• Problem:
Separate out the lines that hold "PANH".

• Input records:
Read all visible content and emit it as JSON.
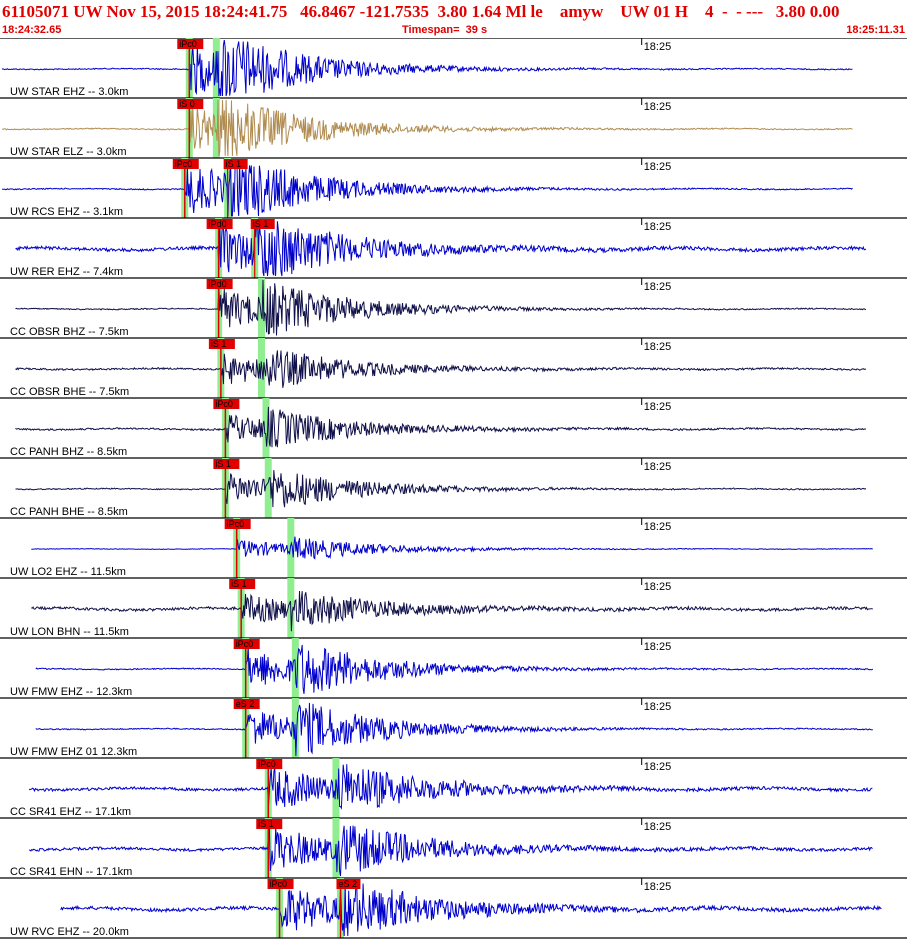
{
  "header": {
    "title": "61105071 UW Nov 15, 2015 18:24:41.75   46.8467 -121.7535  3.80 1.64 Ml le    amyw    UW 01 H    4  -  - ---   3.80 0.00",
    "start_time": "18:24:32.65",
    "timespan": "Timespan=  39 s",
    "end_time": "18:25:11.31"
  },
  "colors": {
    "accent": "#e00000",
    "trace_blue": "#0000cc",
    "trace_tan": "#b08c50",
    "trace_navy": "#10104a",
    "pick_green": "#90ee90",
    "pick_red": "#e00000"
  },
  "tick_label": "18:25",
  "channels": [
    {
      "label": "UW STAR EHZ -- 3.0km",
      "pick": "iPc0",
      "color": "blue",
      "p": 8.3,
      "s": 9.5,
      "amp": 1.0,
      "noise": 0.02,
      "start": 0.0,
      "end": 37.7,
      "extra": []
    },
    {
      "label": "UW STAR ELZ -- 3.0km",
      "pick": "iS 0",
      "color": "tan",
      "p": 8.3,
      "s": 9.5,
      "amp": 0.9,
      "noise": 0.02,
      "start": 0.0,
      "end": 37.7,
      "extra": []
    },
    {
      "label": "UW RCS EHZ -- 3.1km",
      "pick": "iPc0",
      "color": "blue",
      "p": 8.1,
      "s": 10.0,
      "amp": 1.0,
      "noise": 0.02,
      "start": 0.0,
      "end": 37.7,
      "extra": [
        "iS 1"
      ]
    },
    {
      "label": "UW RER EHZ -- 7.4km",
      "pick": "iPd0",
      "color": "blue",
      "p": 9.6,
      "s": 11.2,
      "amp": 0.95,
      "noise": 0.06,
      "start": 0.6,
      "end": 38.3,
      "extra": [
        "iS 1"
      ]
    },
    {
      "label": "CC OBSR BHZ -- 7.5km",
      "pick": "iPd0",
      "color": "navy",
      "p": 9.6,
      "s": 11.5,
      "amp": 0.8,
      "noise": 0.02,
      "start": 0.6,
      "end": 38.3,
      "extra": []
    },
    {
      "label": "CC OBSR BHE -- 7.5km",
      "pick": "iS 1",
      "color": "navy",
      "p": 9.7,
      "s": 11.5,
      "amp": 0.6,
      "noise": 0.03,
      "start": 0.6,
      "end": 38.3,
      "extra": []
    },
    {
      "label": "CC PANH BHZ -- 8.5km",
      "pick": "iPc0",
      "color": "navy",
      "p": 9.9,
      "s": 11.7,
      "amp": 0.55,
      "noise": 0.03,
      "start": 0.6,
      "end": 38.3,
      "extra": []
    },
    {
      "label": "CC PANH BHE -- 8.5km",
      "pick": "iS 1",
      "color": "navy",
      "p": 9.9,
      "s": 11.8,
      "amp": 0.6,
      "noise": 0.02,
      "start": 0.6,
      "end": 38.3,
      "extra": []
    },
    {
      "label": "UW LO2 EHZ -- 11.5km",
      "pick": "iPc0",
      "color": "blue",
      "p": 10.4,
      "s": 12.8,
      "amp": 0.35,
      "noise": 0.01,
      "start": 1.3,
      "end": 38.6,
      "extra": []
    },
    {
      "label": "UW LON BHN -- 11.5km",
      "pick": "iS 1",
      "color": "navy",
      "p": 10.6,
      "s": 12.8,
      "amp": 0.55,
      "noise": 0.05,
      "start": 1.3,
      "end": 38.6,
      "extra": []
    },
    {
      "label": "UW FMW EHZ -- 12.3km",
      "pick": "iPc0",
      "color": "blue",
      "p": 10.8,
      "s": 13.0,
      "amp": 0.8,
      "noise": 0.02,
      "start": 1.5,
      "end": 38.6,
      "extra": []
    },
    {
      "label": "UW FMW EHZ 01 12.3km",
      "pick": "eS 2",
      "color": "blue",
      "p": 10.8,
      "s": 13.0,
      "amp": 0.8,
      "noise": 0.02,
      "start": 1.5,
      "end": 38.6,
      "extra": []
    },
    {
      "label": "CC SR41 EHZ -- 17.1km",
      "pick": "iPc0",
      "color": "blue",
      "p": 11.8,
      "s": 14.8,
      "amp": 0.85,
      "noise": 0.05,
      "start": 1.2,
      "end": 38.6,
      "extra": []
    },
    {
      "label": "CC SR41 EHN -- 17.1km",
      "pick": "iS 1",
      "color": "blue",
      "p": 11.8,
      "s": 14.8,
      "amp": 0.85,
      "noise": 0.05,
      "start": 1.2,
      "end": 38.6,
      "extra": []
    },
    {
      "label": "UW RVC EHZ -- 20.0km",
      "pick": "iPc0",
      "color": "blue",
      "p": 12.3,
      "s": 15.0,
      "amp": 0.9,
      "noise": 0.06,
      "start": 2.6,
      "end": 39.0,
      "extra": [
        "eS 2"
      ]
    }
  ]
}
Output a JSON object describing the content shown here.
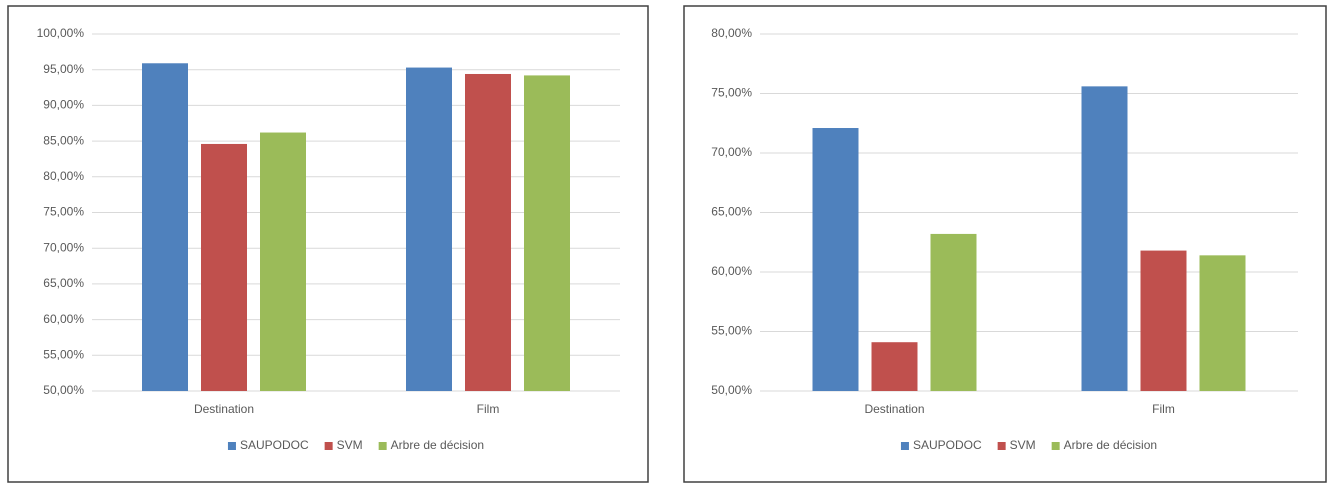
{
  "chart_data": [
    {
      "type": "bar",
      "categories": [
        "Destination",
        "Film"
      ],
      "series": [
        {
          "name": "SAUPODOC",
          "color": "#4f81bd",
          "values": [
            95.9,
            95.3
          ]
        },
        {
          "name": "SVM",
          "color": "#c0504d",
          "values": [
            84.6,
            94.4
          ]
        },
        {
          "name": "Arbre de décision",
          "color": "#9bbb59",
          "values": [
            86.2,
            94.2
          ]
        }
      ],
      "ylim": [
        50,
        100
      ],
      "yticks": [
        {
          "value": 50,
          "label": "50,00%"
        },
        {
          "value": 55,
          "label": "55,00%"
        },
        {
          "value": 60,
          "label": "60,00%"
        },
        {
          "value": 65,
          "label": "65,00%"
        },
        {
          "value": 70,
          "label": "70,00%"
        },
        {
          "value": 75,
          "label": "75,00%"
        },
        {
          "value": 80,
          "label": "80,00%"
        },
        {
          "value": 85,
          "label": "85,00%"
        },
        {
          "value": 90,
          "label": "90,00%"
        },
        {
          "value": 95,
          "label": "95,00%"
        },
        {
          "value": 100,
          "label": "100,00%"
        }
      ],
      "grid": true,
      "legend": "bottom"
    },
    {
      "type": "bar",
      "categories": [
        "Destination",
        "Film"
      ],
      "series": [
        {
          "name": "SAUPODOC",
          "color": "#4f81bd",
          "values": [
            72.1,
            75.6
          ]
        },
        {
          "name": "SVM",
          "color": "#c0504d",
          "values": [
            54.1,
            61.8
          ]
        },
        {
          "name": "Arbre de décision",
          "color": "#9bbb59",
          "values": [
            63.2,
            61.4
          ]
        }
      ],
      "ylim": [
        50,
        80
      ],
      "yticks": [
        {
          "value": 50,
          "label": "50,00%"
        },
        {
          "value": 55,
          "label": "55,00%"
        },
        {
          "value": 60,
          "label": "60,00%"
        },
        {
          "value": 65,
          "label": "65,00%"
        },
        {
          "value": 70,
          "label": "70,00%"
        },
        {
          "value": 75,
          "label": "75,00%"
        },
        {
          "value": 80,
          "label": "80,00%"
        }
      ],
      "grid": true,
      "legend": "bottom"
    }
  ]
}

• Exercise answer:
      "label": "CC PANH BHZ -- 8.5km",
      "label": "CC PANH BHE -- 8.5km",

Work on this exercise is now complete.